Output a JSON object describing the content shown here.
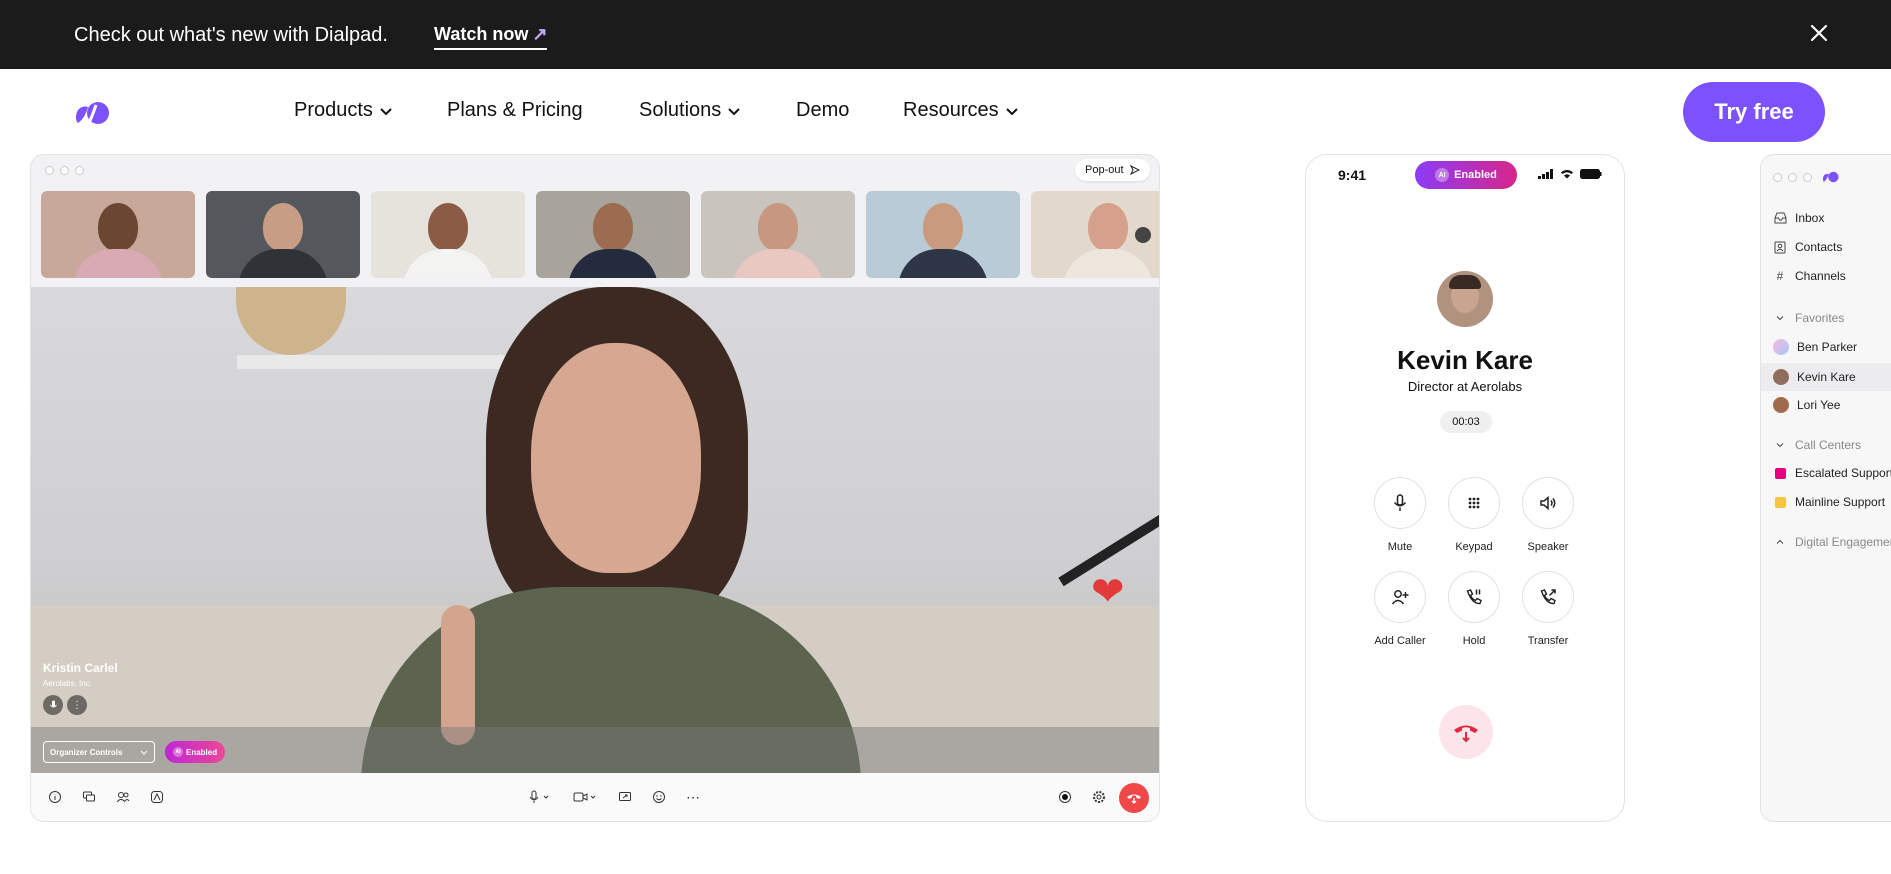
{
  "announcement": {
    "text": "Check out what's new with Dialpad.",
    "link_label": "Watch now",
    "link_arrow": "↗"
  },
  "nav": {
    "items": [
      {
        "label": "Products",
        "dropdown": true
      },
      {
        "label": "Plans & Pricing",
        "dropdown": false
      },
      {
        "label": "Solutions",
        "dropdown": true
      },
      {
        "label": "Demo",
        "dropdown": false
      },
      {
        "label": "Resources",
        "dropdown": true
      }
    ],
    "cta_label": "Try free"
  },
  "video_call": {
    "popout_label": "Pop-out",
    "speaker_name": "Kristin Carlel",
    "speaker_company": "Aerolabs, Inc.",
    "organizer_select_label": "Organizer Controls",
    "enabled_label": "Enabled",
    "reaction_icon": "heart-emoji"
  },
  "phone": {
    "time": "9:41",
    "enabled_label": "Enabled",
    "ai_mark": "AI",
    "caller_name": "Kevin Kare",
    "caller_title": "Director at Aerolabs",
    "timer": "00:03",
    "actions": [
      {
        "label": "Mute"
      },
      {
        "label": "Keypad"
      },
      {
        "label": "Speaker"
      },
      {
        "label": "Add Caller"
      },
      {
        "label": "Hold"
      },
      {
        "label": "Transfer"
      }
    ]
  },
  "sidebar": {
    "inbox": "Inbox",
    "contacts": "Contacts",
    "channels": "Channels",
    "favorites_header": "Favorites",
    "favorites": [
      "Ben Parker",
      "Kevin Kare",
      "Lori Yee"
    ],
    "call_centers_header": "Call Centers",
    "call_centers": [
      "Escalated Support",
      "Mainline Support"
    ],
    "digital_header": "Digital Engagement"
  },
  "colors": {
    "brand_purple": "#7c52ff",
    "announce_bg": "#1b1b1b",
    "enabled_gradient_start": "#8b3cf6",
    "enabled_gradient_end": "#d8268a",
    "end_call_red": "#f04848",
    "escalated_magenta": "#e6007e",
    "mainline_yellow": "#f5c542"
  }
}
##############################
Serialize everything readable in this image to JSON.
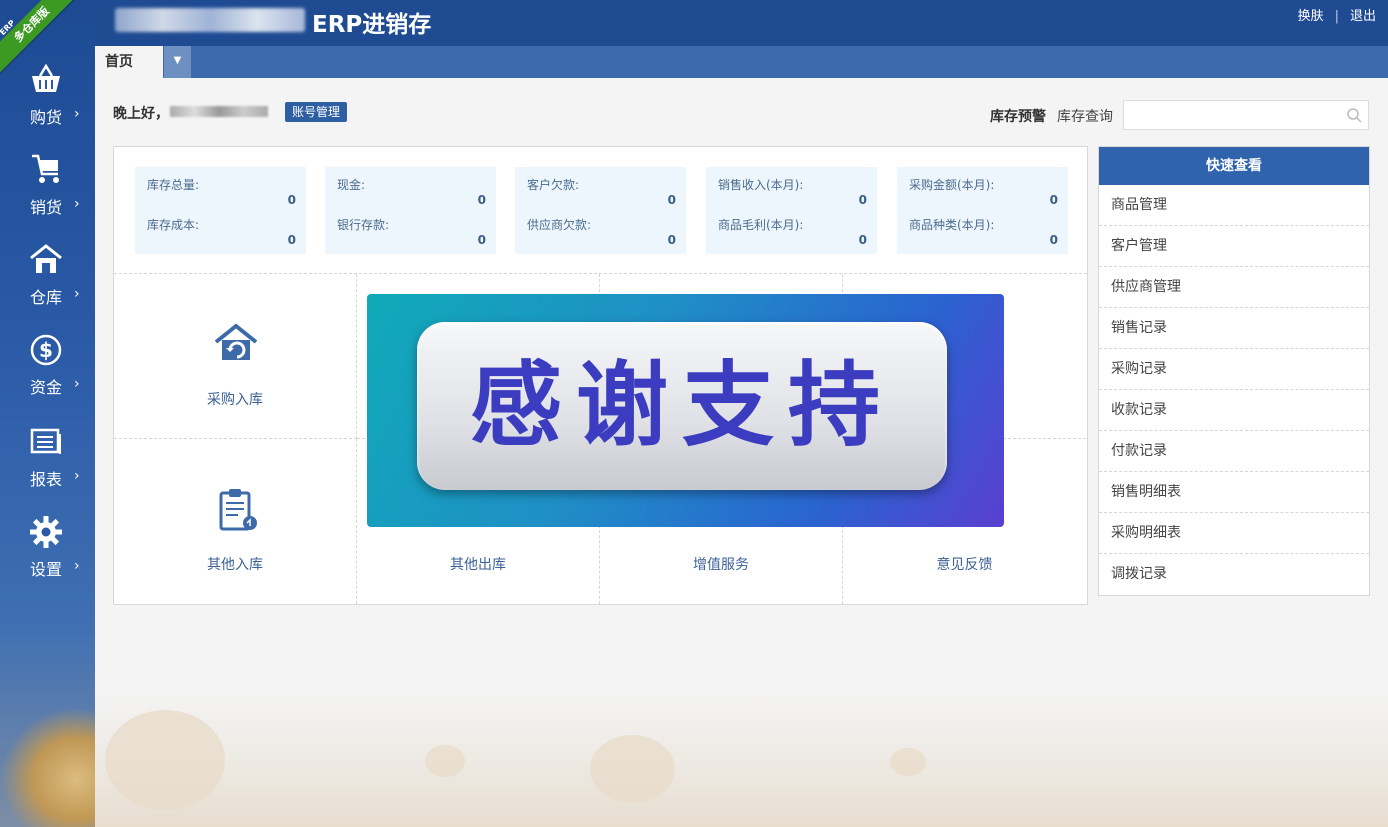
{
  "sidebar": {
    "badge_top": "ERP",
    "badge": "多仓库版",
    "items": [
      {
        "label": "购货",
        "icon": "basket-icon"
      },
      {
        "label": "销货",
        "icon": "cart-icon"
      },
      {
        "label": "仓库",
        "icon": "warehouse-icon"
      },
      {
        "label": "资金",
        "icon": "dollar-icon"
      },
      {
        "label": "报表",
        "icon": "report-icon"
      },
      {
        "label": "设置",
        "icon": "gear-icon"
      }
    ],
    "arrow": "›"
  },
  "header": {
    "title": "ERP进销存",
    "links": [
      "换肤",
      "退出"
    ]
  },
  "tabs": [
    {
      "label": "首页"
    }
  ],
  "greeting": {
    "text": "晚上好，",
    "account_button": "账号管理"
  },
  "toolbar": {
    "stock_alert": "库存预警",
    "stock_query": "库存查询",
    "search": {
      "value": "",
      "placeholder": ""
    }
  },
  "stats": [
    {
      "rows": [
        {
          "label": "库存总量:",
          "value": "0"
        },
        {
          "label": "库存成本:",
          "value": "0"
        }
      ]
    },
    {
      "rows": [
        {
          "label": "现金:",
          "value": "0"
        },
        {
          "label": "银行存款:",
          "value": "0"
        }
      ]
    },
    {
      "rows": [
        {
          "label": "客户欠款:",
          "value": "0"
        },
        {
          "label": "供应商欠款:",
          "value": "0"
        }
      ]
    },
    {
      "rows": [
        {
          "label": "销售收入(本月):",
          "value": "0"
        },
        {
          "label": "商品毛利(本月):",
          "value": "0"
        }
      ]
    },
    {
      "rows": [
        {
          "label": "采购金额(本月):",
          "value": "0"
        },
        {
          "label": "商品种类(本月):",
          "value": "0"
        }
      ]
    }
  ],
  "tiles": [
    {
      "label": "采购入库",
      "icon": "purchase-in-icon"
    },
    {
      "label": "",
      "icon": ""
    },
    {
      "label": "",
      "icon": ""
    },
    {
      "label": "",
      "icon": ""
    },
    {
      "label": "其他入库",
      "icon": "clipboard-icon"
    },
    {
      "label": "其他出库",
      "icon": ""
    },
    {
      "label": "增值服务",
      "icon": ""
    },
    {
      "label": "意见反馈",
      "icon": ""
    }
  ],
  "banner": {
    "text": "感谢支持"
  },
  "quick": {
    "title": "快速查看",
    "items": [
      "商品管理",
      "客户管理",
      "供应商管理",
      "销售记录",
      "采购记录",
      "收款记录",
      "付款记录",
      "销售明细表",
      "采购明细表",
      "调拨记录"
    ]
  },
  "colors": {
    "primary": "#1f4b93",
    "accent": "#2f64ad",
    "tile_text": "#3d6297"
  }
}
##############################
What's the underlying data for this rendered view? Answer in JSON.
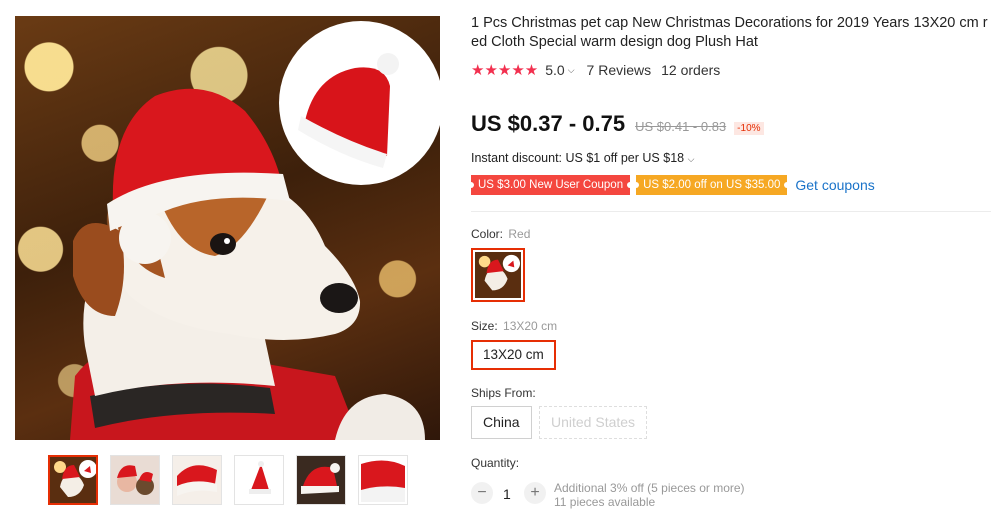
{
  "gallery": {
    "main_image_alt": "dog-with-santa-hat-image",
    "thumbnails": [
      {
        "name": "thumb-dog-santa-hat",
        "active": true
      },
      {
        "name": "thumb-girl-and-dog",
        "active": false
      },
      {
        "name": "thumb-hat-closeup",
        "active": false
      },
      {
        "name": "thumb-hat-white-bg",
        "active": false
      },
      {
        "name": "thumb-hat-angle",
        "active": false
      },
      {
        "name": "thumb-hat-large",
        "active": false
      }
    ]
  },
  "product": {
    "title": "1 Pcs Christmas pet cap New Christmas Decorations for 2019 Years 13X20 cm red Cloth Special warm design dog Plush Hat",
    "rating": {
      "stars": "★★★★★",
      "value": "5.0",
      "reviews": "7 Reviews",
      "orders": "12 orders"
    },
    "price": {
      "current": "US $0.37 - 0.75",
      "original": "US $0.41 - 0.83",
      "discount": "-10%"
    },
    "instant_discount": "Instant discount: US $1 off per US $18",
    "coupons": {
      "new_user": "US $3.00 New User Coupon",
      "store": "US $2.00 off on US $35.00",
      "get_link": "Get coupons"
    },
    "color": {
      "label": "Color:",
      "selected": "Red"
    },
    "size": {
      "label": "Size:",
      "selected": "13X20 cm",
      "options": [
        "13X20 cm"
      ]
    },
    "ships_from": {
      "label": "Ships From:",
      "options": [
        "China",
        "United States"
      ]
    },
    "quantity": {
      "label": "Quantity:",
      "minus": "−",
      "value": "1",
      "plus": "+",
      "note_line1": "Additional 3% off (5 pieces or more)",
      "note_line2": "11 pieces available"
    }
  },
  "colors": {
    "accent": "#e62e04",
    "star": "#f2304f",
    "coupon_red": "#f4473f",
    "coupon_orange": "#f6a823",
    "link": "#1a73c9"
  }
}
##############################
## WHAT YOU WILL DO
Tell how many lines include "Aerolabs". The number is the whole answer.

## RESULT OF THE EXERCISE
2